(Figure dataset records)
* Start *

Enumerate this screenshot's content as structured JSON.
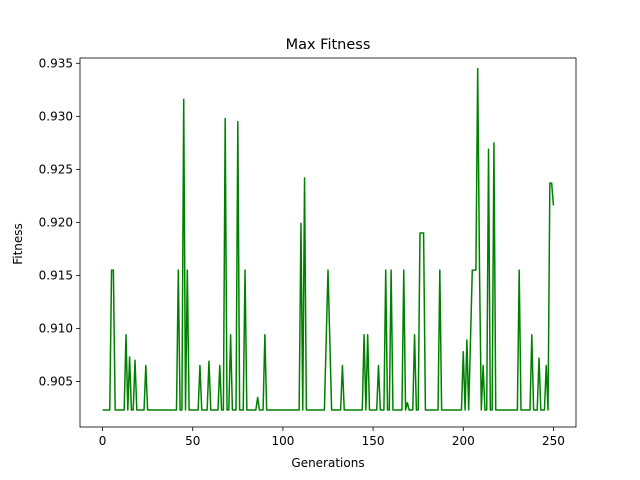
{
  "chart_data": {
    "type": "line",
    "title": "Max Fitness",
    "xlabel": "Generations",
    "ylabel": "Fitness",
    "xlim": [
      -12.5,
      262.5
    ],
    "ylim": [
      0.9007,
      0.9355
    ],
    "xticks": [
      0,
      50,
      100,
      150,
      200,
      250
    ],
    "xtick_labels": [
      "0",
      "50",
      "100",
      "150",
      "200",
      "250"
    ],
    "yticks": [
      0.905,
      0.91,
      0.915,
      0.92,
      0.925,
      0.93,
      0.935
    ],
    "ytick_labels": [
      "0.905",
      "0.910",
      "0.915",
      "0.920",
      "0.925",
      "0.930",
      "0.935"
    ],
    "grid": false,
    "legend": "none",
    "series": [
      {
        "color": "#008000",
        "points": [
          [
            0,
            0.9023
          ],
          [
            4,
            0.9023
          ],
          [
            5,
            0.9155
          ],
          [
            6,
            0.9155
          ],
          [
            7,
            0.9023
          ],
          [
            12,
            0.9023
          ],
          [
            13,
            0.9094
          ],
          [
            14,
            0.9023
          ],
          [
            15,
            0.9073
          ],
          [
            16,
            0.9023
          ],
          [
            17,
            0.9023
          ],
          [
            18,
            0.907
          ],
          [
            19,
            0.9023
          ],
          [
            23,
            0.9023
          ],
          [
            24,
            0.9065
          ],
          [
            25,
            0.9023
          ],
          [
            41,
            0.9023
          ],
          [
            42,
            0.9155
          ],
          [
            43,
            0.9023
          ],
          [
            44,
            0.9023
          ],
          [
            45,
            0.9316
          ],
          [
            46,
            0.9023
          ],
          [
            47,
            0.9155
          ],
          [
            48,
            0.9023
          ],
          [
            53,
            0.9023
          ],
          [
            54,
            0.9065
          ],
          [
            55,
            0.9023
          ],
          [
            58,
            0.9023
          ],
          [
            59,
            0.9069
          ],
          [
            60,
            0.9023
          ],
          [
            64,
            0.9023
          ],
          [
            65,
            0.9065
          ],
          [
            66,
            0.9023
          ],
          [
            67,
            0.9023
          ],
          [
            68,
            0.9298
          ],
          [
            69,
            0.9023
          ],
          [
            70,
            0.9023
          ],
          [
            71,
            0.9094
          ],
          [
            72,
            0.9023
          ],
          [
            74,
            0.9023
          ],
          [
            75,
            0.9295
          ],
          [
            76,
            0.9023
          ],
          [
            78,
            0.9023
          ],
          [
            79,
            0.9155
          ],
          [
            80,
            0.9023
          ],
          [
            85,
            0.9023
          ],
          [
            86,
            0.9035
          ],
          [
            87,
            0.9023
          ],
          [
            89,
            0.9023
          ],
          [
            90,
            0.9094
          ],
          [
            91,
            0.9023
          ],
          [
            109,
            0.9023
          ],
          [
            110,
            0.9199
          ],
          [
            111,
            0.9023
          ],
          [
            112,
            0.9242
          ],
          [
            113,
            0.9023
          ],
          [
            123,
            0.9023
          ],
          [
            125,
            0.9155
          ],
          [
            127,
            0.9023
          ],
          [
            132,
            0.9023
          ],
          [
            133,
            0.9065
          ],
          [
            134,
            0.9023
          ],
          [
            144,
            0.9023
          ],
          [
            145,
            0.9094
          ],
          [
            146,
            0.9023
          ],
          [
            147,
            0.9094
          ],
          [
            148,
            0.9023
          ],
          [
            152,
            0.9023
          ],
          [
            153,
            0.9065
          ],
          [
            154,
            0.9023
          ],
          [
            156,
            0.9023
          ],
          [
            157,
            0.9155
          ],
          [
            158,
            0.9023
          ],
          [
            159,
            0.9023
          ],
          [
            160,
            0.9155
          ],
          [
            161,
            0.9023
          ],
          [
            166,
            0.9023
          ],
          [
            167,
            0.9155
          ],
          [
            168,
            0.9023
          ],
          [
            169,
            0.903
          ],
          [
            170,
            0.9023
          ],
          [
            172,
            0.9023
          ],
          [
            173,
            0.9094
          ],
          [
            174,
            0.9023
          ],
          [
            175,
            0.9023
          ],
          [
            176,
            0.919
          ],
          [
            178,
            0.919
          ],
          [
            179,
            0.9023
          ],
          [
            186,
            0.9023
          ],
          [
            187,
            0.9155
          ],
          [
            188,
            0.9023
          ],
          [
            199,
            0.9023
          ],
          [
            200,
            0.9078
          ],
          [
            201,
            0.9023
          ],
          [
            202,
            0.9089
          ],
          [
            203,
            0.9023
          ],
          [
            205,
            0.9155
          ],
          [
            207,
            0.9155
          ],
          [
            208,
            0.9345
          ],
          [
            209,
            0.9155
          ],
          [
            210,
            0.9023
          ],
          [
            211,
            0.9065
          ],
          [
            212,
            0.9023
          ],
          [
            213,
            0.9023
          ],
          [
            214,
            0.9269
          ],
          [
            215,
            0.9023
          ],
          [
            216,
            0.9023
          ],
          [
            217,
            0.9275
          ],
          [
            218,
            0.9023
          ],
          [
            230,
            0.9023
          ],
          [
            231,
            0.9155
          ],
          [
            232,
            0.9023
          ],
          [
            237,
            0.9023
          ],
          [
            238,
            0.9094
          ],
          [
            239,
            0.9023
          ],
          [
            241,
            0.9023
          ],
          [
            242,
            0.9072
          ],
          [
            243,
            0.9023
          ],
          [
            245,
            0.9023
          ],
          [
            246,
            0.9065
          ],
          [
            247,
            0.9023
          ],
          [
            248,
            0.9237
          ],
          [
            249,
            0.9237
          ],
          [
            250,
            0.9216
          ]
        ]
      }
    ]
  }
}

* End *

_Task instructions_
Transcribe every record above exactly, leaving out the pictures.

_Written response_
Enumerate this screenshot's content as structured JSON.
{
  "chart_data": {
    "type": "line",
    "title": "Max Fitness",
    "xlabel": "Generations",
    "ylabel": "Fitness",
    "xlim": [
      -12.5,
      262.5
    ],
    "ylim": [
      0.9007,
      0.9355
    ],
    "xticks": [
      0,
      50,
      100,
      150,
      200,
      250
    ],
    "xtick_labels": [
      "0",
      "50",
      "100",
      "150",
      "200",
      "250"
    ],
    "yticks": [
      0.905,
      0.91,
      0.915,
      0.92,
      0.925,
      0.93,
      0.935
    ],
    "ytick_labels": [
      "0.905",
      "0.910",
      "0.915",
      "0.920",
      "0.925",
      "0.930",
      "0.935"
    ],
    "grid": false,
    "legend": "none",
    "series": [
      {
        "color": "#008000",
        "points": [
          [
            0,
            0.9023
          ],
          [
            4,
            0.9023
          ],
          [
            5,
            0.9155
          ],
          [
            6,
            0.9155
          ],
          [
            7,
            0.9023
          ],
          [
            12,
            0.9023
          ],
          [
            13,
            0.9094
          ],
          [
            14,
            0.9023
          ],
          [
            15,
            0.9073
          ],
          [
            16,
            0.9023
          ],
          [
            17,
            0.9023
          ],
          [
            18,
            0.907
          ],
          [
            19,
            0.9023
          ],
          [
            23,
            0.9023
          ],
          [
            24,
            0.9065
          ],
          [
            25,
            0.9023
          ],
          [
            41,
            0.9023
          ],
          [
            42,
            0.9155
          ],
          [
            43,
            0.9023
          ],
          [
            44,
            0.9023
          ],
          [
            45,
            0.9316
          ],
          [
            46,
            0.9023
          ],
          [
            47,
            0.9155
          ],
          [
            48,
            0.9023
          ],
          [
            53,
            0.9023
          ],
          [
            54,
            0.9065
          ],
          [
            55,
            0.9023
          ],
          [
            58,
            0.9023
          ],
          [
            59,
            0.9069
          ],
          [
            60,
            0.9023
          ],
          [
            64,
            0.9023
          ],
          [
            65,
            0.9065
          ],
          [
            66,
            0.9023
          ],
          [
            67,
            0.9023
          ],
          [
            68,
            0.9298
          ],
          [
            69,
            0.9023
          ],
          [
            70,
            0.9023
          ],
          [
            71,
            0.9094
          ],
          [
            72,
            0.9023
          ],
          [
            74,
            0.9023
          ],
          [
            75,
            0.9295
          ],
          [
            76,
            0.9023
          ],
          [
            78,
            0.9023
          ],
          [
            79,
            0.9155
          ],
          [
            80,
            0.9023
          ],
          [
            85,
            0.9023
          ],
          [
            86,
            0.9035
          ],
          [
            87,
            0.9023
          ],
          [
            89,
            0.9023
          ],
          [
            90,
            0.9094
          ],
          [
            91,
            0.9023
          ],
          [
            109,
            0.9023
          ],
          [
            110,
            0.9199
          ],
          [
            111,
            0.9023
          ],
          [
            112,
            0.9242
          ],
          [
            113,
            0.9023
          ],
          [
            123,
            0.9023
          ],
          [
            125,
            0.9155
          ],
          [
            127,
            0.9023
          ],
          [
            132,
            0.9023
          ],
          [
            133,
            0.9065
          ],
          [
            134,
            0.9023
          ],
          [
            144,
            0.9023
          ],
          [
            145,
            0.9094
          ],
          [
            146,
            0.9023
          ],
          [
            147,
            0.9094
          ],
          [
            148,
            0.9023
          ],
          [
            152,
            0.9023
          ],
          [
            153,
            0.9065
          ],
          [
            154,
            0.9023
          ],
          [
            156,
            0.9023
          ],
          [
            157,
            0.9155
          ],
          [
            158,
            0.9023
          ],
          [
            159,
            0.9023
          ],
          [
            160,
            0.9155
          ],
          [
            161,
            0.9023
          ],
          [
            166,
            0.9023
          ],
          [
            167,
            0.9155
          ],
          [
            168,
            0.9023
          ],
          [
            169,
            0.903
          ],
          [
            170,
            0.9023
          ],
          [
            172,
            0.9023
          ],
          [
            173,
            0.9094
          ],
          [
            174,
            0.9023
          ],
          [
            175,
            0.9023
          ],
          [
            176,
            0.919
          ],
          [
            178,
            0.919
          ],
          [
            179,
            0.9023
          ],
          [
            186,
            0.9023
          ],
          [
            187,
            0.9155
          ],
          [
            188,
            0.9023
          ],
          [
            199,
            0.9023
          ],
          [
            200,
            0.9078
          ],
          [
            201,
            0.9023
          ],
          [
            202,
            0.9089
          ],
          [
            203,
            0.9023
          ],
          [
            205,
            0.9155
          ],
          [
            207,
            0.9155
          ],
          [
            208,
            0.9345
          ],
          [
            209,
            0.9155
          ],
          [
            210,
            0.9023
          ],
          [
            211,
            0.9065
          ],
          [
            212,
            0.9023
          ],
          [
            213,
            0.9023
          ],
          [
            214,
            0.9269
          ],
          [
            215,
            0.9023
          ],
          [
            216,
            0.9023
          ],
          [
            217,
            0.9275
          ],
          [
            218,
            0.9023
          ],
          [
            230,
            0.9023
          ],
          [
            231,
            0.9155
          ],
          [
            232,
            0.9023
          ],
          [
            237,
            0.9023
          ],
          [
            238,
            0.9094
          ],
          [
            239,
            0.9023
          ],
          [
            241,
            0.9023
          ],
          [
            242,
            0.9072
          ],
          [
            243,
            0.9023
          ],
          [
            245,
            0.9023
          ],
          [
            246,
            0.9065
          ],
          [
            247,
            0.9023
          ],
          [
            248,
            0.9237
          ],
          [
            249,
            0.9237
          ],
          [
            250,
            0.9216
          ]
        ]
      }
    ]
  }
}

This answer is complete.